• Exercise aim
Take the data that follows and retype it word for word.

• Record set
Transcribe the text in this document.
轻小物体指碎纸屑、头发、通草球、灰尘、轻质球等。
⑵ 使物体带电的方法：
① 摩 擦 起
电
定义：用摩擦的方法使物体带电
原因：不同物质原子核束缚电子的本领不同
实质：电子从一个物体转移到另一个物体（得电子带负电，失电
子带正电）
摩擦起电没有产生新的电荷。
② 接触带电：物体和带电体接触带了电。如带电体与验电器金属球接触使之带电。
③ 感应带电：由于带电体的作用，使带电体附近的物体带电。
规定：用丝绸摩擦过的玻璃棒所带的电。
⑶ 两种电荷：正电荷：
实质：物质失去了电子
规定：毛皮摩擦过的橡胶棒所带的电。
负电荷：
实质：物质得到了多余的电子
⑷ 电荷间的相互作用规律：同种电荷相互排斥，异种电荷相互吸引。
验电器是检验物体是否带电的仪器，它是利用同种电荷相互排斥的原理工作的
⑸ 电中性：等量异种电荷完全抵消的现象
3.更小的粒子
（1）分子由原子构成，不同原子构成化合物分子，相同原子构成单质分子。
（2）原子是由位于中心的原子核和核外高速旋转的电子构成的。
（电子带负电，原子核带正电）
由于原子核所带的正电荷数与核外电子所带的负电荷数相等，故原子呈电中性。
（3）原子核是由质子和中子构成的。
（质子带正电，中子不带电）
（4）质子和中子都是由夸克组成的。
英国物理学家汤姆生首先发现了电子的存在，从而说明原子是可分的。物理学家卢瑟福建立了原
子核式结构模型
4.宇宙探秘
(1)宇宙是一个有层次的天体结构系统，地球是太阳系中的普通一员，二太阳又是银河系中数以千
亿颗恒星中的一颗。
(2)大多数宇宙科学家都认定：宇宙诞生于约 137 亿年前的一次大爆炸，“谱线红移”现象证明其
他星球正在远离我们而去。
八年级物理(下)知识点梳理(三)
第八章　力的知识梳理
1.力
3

• Expected answer
Transcribe the text in this document.
轻小物体指碎纸屑、头发、通草球、灰尘、轻质球等。
⑵ 使物体带电的方法：
① 摩 擦 起
电
定义：用摩擦的方法使物体带电
原因：不同物质原子核束缚电子的本领不同
实质：电子从一个物体转移到另一个物体（得电子带负电，失电
子带正电）
摩擦起电没有产生新的电荷。
② 接触带电：物体和带电体接触带了电。如带电体与验电器金属球接触使之带电。
③ 感应带电：由于带电体的作用，使带电体附近的物体带电。
规定：用丝绸摩擦过的玻璃棒所带的电。
⑶ 两种电荷：正电荷：
实质：物质失去了电子
规定：毛皮摩擦过的橡胶棒所带的电。
负电荷：
实质：物质得到了多余的电子
⑷ 电荷间的相互作用规律：同种电荷相互排斥，异种电荷相互吸引。
验电器是检验物体是否带电的仪器，它是利用同种电荷相互排斥的原理工作的
⑸ 电中性：等量异种电荷完全抵消的现象
3.更小的粒子
（1）分子由原子构成，不同原子构成化合物分子，相同原子构成单质分子。
（2）原子是由位于中心的原子核和核外高速旋转的电子构成的。
（电子带负电，原子核带正电）
由于原子核所带的正电荷数与核外电子所带的负电荷数相等，故原子呈电中性。
（3）原子核是由质子和中子构成的。
（质子带正电，中子不带电）
（4）质子和中子都是由夸克组成的。
英国物理学家汤姆生首先发现了电子的存在，从而说明原子是可分的。物理学家卢瑟福建立了原
子核式结构模型
4.宇宙探秘
(1)宇宙是一个有层次的天体结构系统，地球是太阳系中的普通一员，二太阳又是银河系中数以千
亿颗恒星中的一颗。
(2)大多数宇宙科学家都认定：宇宙诞生于约 137 亿年前的一次大爆炸，“谱线红移”现象证明其
他星球正在远离我们而去。
八年级物理(下)知识点梳理(三)
第八章　力的知识梳理
1.力
3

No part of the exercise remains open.